▶ [SET PROBLEM]: Count every line of the listing where the string "color" occurs, and reply with the count alone.

[BEGIN INPUT MATERIAL]

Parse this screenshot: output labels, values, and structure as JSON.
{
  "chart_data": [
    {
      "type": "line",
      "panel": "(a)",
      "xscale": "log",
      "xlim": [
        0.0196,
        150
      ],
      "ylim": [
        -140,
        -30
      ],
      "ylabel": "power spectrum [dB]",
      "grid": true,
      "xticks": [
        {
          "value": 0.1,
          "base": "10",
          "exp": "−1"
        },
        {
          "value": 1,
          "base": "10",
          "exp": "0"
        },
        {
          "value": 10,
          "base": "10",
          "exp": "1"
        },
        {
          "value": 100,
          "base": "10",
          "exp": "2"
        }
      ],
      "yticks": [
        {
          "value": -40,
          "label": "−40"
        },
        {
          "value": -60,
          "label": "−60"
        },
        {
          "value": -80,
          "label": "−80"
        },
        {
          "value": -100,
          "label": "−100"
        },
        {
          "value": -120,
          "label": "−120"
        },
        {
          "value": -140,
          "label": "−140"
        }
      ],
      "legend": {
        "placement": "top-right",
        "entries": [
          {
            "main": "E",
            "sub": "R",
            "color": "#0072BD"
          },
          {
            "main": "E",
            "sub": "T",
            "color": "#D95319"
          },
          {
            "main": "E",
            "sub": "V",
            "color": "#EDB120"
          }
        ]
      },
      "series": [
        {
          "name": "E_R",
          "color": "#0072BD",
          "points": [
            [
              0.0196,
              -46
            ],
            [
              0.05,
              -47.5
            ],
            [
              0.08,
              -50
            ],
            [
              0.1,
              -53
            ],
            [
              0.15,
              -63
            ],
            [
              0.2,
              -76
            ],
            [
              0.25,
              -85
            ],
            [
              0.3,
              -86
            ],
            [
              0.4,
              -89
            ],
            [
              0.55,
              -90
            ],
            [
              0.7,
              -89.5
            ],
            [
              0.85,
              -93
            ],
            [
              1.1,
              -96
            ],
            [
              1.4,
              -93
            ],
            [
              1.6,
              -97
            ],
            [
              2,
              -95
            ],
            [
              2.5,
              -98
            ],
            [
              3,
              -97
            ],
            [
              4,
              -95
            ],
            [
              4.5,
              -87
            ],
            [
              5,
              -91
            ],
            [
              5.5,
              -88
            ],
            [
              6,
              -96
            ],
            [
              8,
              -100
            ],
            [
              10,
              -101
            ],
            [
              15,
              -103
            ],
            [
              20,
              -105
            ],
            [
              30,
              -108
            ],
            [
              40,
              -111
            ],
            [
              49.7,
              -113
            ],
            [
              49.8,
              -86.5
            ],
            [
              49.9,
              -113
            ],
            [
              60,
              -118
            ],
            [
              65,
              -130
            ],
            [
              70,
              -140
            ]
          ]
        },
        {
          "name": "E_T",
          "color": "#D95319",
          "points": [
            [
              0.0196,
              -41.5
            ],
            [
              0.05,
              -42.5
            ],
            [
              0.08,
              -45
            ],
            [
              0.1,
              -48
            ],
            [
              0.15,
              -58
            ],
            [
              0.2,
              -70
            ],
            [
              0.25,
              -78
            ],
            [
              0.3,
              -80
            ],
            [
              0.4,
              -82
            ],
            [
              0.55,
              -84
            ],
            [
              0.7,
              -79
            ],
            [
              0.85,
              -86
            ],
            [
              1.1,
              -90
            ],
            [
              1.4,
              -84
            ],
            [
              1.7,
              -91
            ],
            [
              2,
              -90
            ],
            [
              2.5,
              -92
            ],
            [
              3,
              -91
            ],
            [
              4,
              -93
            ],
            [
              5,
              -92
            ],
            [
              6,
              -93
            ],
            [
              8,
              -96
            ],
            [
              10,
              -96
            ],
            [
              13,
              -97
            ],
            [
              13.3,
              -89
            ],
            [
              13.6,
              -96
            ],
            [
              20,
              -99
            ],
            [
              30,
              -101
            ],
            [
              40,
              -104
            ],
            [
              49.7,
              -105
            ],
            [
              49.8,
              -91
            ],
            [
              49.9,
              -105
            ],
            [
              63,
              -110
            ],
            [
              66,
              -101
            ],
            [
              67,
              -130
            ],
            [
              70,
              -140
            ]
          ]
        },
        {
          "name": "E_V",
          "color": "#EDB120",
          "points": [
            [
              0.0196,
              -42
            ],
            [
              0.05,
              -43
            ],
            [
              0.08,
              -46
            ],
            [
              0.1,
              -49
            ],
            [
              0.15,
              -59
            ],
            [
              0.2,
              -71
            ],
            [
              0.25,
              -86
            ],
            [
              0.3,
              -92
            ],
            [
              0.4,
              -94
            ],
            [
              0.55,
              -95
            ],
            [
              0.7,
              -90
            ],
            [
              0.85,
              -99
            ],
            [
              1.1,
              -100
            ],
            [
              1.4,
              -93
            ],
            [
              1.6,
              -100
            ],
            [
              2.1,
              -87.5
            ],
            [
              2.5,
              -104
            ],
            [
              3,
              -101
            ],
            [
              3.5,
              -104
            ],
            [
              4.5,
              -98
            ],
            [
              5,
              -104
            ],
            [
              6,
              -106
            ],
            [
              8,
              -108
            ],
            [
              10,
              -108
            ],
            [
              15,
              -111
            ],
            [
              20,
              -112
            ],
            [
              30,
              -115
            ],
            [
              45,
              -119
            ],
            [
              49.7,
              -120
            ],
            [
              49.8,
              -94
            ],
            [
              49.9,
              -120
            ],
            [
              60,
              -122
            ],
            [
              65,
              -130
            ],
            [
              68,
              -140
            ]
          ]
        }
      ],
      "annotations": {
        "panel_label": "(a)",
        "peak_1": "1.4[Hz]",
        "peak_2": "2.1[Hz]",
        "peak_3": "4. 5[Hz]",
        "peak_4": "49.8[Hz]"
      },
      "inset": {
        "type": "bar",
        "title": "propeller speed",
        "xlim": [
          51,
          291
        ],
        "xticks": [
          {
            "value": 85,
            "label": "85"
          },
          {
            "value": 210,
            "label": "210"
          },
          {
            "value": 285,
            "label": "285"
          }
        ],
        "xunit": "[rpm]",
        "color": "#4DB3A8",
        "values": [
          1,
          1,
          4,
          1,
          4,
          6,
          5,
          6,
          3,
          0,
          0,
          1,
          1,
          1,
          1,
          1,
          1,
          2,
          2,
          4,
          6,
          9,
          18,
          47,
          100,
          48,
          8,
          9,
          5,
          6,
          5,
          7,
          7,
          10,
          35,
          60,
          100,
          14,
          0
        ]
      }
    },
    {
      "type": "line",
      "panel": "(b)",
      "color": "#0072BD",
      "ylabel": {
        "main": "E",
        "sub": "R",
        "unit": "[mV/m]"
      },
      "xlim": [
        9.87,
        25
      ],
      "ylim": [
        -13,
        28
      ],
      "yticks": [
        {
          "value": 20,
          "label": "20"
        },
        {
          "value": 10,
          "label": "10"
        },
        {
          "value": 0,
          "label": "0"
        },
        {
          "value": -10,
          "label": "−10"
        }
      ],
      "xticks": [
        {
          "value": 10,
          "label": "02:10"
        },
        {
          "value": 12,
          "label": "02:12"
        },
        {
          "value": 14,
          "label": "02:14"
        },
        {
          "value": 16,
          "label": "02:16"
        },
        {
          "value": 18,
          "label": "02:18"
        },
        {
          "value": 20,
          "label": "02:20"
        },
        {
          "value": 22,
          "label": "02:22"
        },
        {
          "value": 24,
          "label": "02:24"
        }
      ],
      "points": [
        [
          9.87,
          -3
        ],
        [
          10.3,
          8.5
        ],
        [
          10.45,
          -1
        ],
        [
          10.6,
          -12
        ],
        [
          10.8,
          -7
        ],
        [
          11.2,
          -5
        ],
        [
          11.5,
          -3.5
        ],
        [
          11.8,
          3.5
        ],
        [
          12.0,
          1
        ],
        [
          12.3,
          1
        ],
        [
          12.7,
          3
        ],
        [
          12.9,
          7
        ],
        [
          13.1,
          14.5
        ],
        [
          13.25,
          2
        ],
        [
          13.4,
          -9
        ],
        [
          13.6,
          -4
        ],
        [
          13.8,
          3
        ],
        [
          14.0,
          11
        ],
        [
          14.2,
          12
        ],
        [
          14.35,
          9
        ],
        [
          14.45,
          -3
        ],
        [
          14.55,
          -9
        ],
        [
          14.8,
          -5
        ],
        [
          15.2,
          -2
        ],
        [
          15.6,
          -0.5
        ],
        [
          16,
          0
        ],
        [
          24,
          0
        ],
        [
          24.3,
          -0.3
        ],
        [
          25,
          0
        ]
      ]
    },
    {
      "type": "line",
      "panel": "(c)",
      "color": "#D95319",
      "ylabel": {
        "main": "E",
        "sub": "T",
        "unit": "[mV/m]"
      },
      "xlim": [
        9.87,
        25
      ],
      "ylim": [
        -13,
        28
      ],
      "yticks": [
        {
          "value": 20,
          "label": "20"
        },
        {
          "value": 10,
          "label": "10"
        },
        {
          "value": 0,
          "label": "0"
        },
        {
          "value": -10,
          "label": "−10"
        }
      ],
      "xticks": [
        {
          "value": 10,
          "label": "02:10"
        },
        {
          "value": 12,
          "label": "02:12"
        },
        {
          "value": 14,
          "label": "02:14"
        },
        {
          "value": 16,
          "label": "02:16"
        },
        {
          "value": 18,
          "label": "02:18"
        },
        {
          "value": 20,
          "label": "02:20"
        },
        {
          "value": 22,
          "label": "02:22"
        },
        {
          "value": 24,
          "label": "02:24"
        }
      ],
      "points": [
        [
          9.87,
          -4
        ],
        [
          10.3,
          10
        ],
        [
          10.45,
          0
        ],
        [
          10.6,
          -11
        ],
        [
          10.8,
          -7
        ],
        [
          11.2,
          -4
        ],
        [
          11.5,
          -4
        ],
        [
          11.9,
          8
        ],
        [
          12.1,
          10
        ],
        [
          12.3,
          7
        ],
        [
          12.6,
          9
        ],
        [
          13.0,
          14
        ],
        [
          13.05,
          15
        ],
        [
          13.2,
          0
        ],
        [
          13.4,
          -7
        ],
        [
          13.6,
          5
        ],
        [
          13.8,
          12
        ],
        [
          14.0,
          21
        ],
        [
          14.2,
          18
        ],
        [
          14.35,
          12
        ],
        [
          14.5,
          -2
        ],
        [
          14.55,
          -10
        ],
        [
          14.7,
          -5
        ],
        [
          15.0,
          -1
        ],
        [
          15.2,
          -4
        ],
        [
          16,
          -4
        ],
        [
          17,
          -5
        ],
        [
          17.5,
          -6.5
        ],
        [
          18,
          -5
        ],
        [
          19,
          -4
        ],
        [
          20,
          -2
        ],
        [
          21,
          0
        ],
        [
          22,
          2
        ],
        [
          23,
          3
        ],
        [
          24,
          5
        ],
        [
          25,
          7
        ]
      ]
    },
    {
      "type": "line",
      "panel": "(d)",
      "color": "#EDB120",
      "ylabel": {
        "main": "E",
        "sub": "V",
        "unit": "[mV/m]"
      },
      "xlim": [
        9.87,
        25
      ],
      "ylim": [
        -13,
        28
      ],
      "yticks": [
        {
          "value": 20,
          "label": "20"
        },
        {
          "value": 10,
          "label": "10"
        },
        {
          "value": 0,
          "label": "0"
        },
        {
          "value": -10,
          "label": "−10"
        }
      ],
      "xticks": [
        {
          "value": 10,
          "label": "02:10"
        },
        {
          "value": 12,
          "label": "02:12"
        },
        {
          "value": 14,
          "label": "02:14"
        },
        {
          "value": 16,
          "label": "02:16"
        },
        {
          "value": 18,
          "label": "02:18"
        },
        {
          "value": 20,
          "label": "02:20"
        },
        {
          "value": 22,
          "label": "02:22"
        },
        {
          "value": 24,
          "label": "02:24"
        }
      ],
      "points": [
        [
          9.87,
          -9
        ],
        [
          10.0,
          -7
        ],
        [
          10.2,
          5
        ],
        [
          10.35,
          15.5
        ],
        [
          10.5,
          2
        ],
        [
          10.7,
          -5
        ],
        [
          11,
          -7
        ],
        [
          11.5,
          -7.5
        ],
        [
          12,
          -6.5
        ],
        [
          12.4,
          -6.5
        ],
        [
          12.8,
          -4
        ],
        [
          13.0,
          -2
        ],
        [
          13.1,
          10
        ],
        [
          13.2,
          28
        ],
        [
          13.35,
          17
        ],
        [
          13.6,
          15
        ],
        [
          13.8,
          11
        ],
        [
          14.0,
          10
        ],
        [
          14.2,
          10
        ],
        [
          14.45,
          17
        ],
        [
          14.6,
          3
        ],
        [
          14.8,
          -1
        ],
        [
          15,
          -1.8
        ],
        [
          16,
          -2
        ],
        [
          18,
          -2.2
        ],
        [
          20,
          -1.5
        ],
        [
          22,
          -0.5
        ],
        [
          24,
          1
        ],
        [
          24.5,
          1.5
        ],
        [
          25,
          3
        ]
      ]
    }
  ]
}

[END INPUT MATERIAL]

▶ [OUTPUT OF THE TASK]: 10